— Stated goal —
Exactly repeat the full listing that follows.

— Data provided —

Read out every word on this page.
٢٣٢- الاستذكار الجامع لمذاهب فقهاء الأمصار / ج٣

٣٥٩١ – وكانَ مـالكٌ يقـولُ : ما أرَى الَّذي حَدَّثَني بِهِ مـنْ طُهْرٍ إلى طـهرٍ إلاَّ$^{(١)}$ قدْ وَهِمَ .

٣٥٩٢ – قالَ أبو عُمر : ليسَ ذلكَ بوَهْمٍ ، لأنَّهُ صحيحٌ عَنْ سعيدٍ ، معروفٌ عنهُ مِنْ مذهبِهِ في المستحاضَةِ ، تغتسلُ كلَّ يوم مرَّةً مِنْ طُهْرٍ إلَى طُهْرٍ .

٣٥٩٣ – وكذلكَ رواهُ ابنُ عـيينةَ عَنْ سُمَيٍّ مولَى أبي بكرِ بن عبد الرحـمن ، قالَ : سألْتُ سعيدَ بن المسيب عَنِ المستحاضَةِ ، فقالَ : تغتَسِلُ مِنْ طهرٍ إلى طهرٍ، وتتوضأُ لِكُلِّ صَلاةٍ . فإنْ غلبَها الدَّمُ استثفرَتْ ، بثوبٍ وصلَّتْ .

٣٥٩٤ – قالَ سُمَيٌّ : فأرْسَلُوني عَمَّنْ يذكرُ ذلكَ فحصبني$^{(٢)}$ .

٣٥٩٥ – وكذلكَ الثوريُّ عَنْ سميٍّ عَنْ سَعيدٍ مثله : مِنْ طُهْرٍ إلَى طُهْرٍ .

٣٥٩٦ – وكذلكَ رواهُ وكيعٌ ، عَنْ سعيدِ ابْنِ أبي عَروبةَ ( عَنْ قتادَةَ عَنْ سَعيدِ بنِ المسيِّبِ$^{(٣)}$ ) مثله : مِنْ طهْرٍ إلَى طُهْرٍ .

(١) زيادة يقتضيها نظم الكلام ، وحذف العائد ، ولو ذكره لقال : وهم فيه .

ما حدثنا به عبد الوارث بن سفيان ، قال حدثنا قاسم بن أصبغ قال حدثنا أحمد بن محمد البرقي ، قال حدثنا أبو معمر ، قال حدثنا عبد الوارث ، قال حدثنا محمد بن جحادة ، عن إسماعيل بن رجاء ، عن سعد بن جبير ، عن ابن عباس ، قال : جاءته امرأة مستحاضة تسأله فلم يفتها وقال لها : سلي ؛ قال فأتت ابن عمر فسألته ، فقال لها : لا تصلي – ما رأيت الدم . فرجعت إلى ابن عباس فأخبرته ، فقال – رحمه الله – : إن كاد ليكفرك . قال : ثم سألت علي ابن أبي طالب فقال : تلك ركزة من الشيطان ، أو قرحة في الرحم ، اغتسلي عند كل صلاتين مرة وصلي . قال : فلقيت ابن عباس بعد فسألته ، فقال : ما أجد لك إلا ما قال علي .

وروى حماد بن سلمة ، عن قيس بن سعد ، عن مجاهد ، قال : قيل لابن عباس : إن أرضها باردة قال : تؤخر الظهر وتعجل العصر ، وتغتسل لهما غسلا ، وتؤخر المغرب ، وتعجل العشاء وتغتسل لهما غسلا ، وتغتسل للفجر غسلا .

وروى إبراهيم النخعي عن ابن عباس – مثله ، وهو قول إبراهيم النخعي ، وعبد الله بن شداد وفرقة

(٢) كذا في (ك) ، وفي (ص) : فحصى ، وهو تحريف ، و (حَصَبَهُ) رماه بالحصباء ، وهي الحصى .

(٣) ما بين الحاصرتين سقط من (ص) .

— Response —
Read out every word on this page.
٢٣٢- الاستذكار الجامع لمذاهب فقهاء الأمصار / ج٣

٣٥٩١ – وكانَ مـالكٌ يقـولُ : ما أرَى الَّذي حَدَّثَني بِهِ مـنْ طُهْرٍ إلى طـهرٍ إلاَّ$^{(١)}$ قدْ وَهِمَ .

٣٥٩٢ – قالَ أبو عُمر : ليسَ ذلكَ بوَهْمٍ ، لأنَّهُ صحيحٌ عَنْ سعيدٍ ، معروفٌ عنهُ مِنْ مذهبِهِ في المستحاضَةِ ، تغتسلُ كلَّ يوم مرَّةً مِنْ طُهْرٍ إلَى طُهْرٍ .

٣٥٩٣ – وكذلكَ رواهُ ابنُ عـيينةَ عَنْ سُمَيٍّ مولَى أبي بكرِ بن عبد الرحـمن ، قالَ : سألْتُ سعيدَ بن المسيب عَنِ المستحاضَةِ ، فقالَ : تغتَسِلُ مِنْ طهرٍ إلى طهرٍ، وتتوضأُ لِكُلِّ صَلاةٍ . فإنْ غلبَها الدَّمُ استثفرَتْ ، بثوبٍ وصلَّتْ .

٣٥٩٤ – قالَ سُمَيٌّ : فأرْسَلُوني عَمَّنْ يذكرُ ذلكَ فحصبني$^{(٢)}$ .

٣٥٩٥ – وكذلكَ الثوريُّ عَنْ سميٍّ عَنْ سَعيدٍ مثله : مِنْ طُهْرٍ إلَى طُهْرٍ .

٣٥٩٦ – وكذلكَ رواهُ وكيعٌ ، عَنْ سعيدِ ابْنِ أبي عَروبةَ ( عَنْ قتادَةَ عَنْ سَعيدِ بنِ المسيِّبِ$^{(٣)}$ ) مثله : مِنْ طهْرٍ إلَى طُهْرٍ .

(١) زيادة يقتضيها نظم الكلام ، وحذف العائد ، ولو ذكره لقال : وهم فيه .

ما حدثنا به عبد الوارث بن سفيان ، قال حدثنا قاسم بن أصبغ قال حدثنا أحمد بن محمد البرقي ، قال حدثنا أبو معمر ، قال حدثنا عبد الوارث ، قال حدثنا محمد بن جحادة ، عن إسماعيل بن رجاء ، عن سعد بن جبير ، عن ابن عباس ، قال : جاءته امرأة مستحاضة تسأله فلم يفتها وقال لها : سلي ؛ قال فأتت ابن عمر فسألته ، فقال لها : لا تصلي – ما رأيت الدم . فرجعت إلى ابن عباس فأخبرته ، فقال – رحمه الله – : إن كاد ليكفرك . قال : ثم سألت علي ابن أبي طالب فقال : تلك ركزة من الشيطان ، أو قرحة في الرحم ، اغتسلي عند كل صلاتين مرة وصلي . قال : فلقيت ابن عباس بعد فسألته ، فقال : ما أجد لك إلا ما قال علي .

وروى حماد بن سلمة ، عن قيس بن سعد ، عن مجاهد ، قال : قيل لابن عباس : إن أرضها باردة قال : تؤخر الظهر وتعجل العصر ، وتغتسل لهما غسلا ، وتؤخر المغرب ، وتعجل العشاء وتغتسل لهما غسلا ، وتغتسل للفجر غسلا .

وروى إبراهيم النخعي عن ابن عباس – مثله ، وهو قول إبراهيم النخعي ، وعبد الله بن شداد وفرقة

(٢) كذا في (ك) ، وفي (ص) : فحصى ، وهو تحريف ، و (حَصَبَهُ) رماه بالحصباء ، وهي الحصى .

(٣) ما بين الحاصرتين سقط من (ص) .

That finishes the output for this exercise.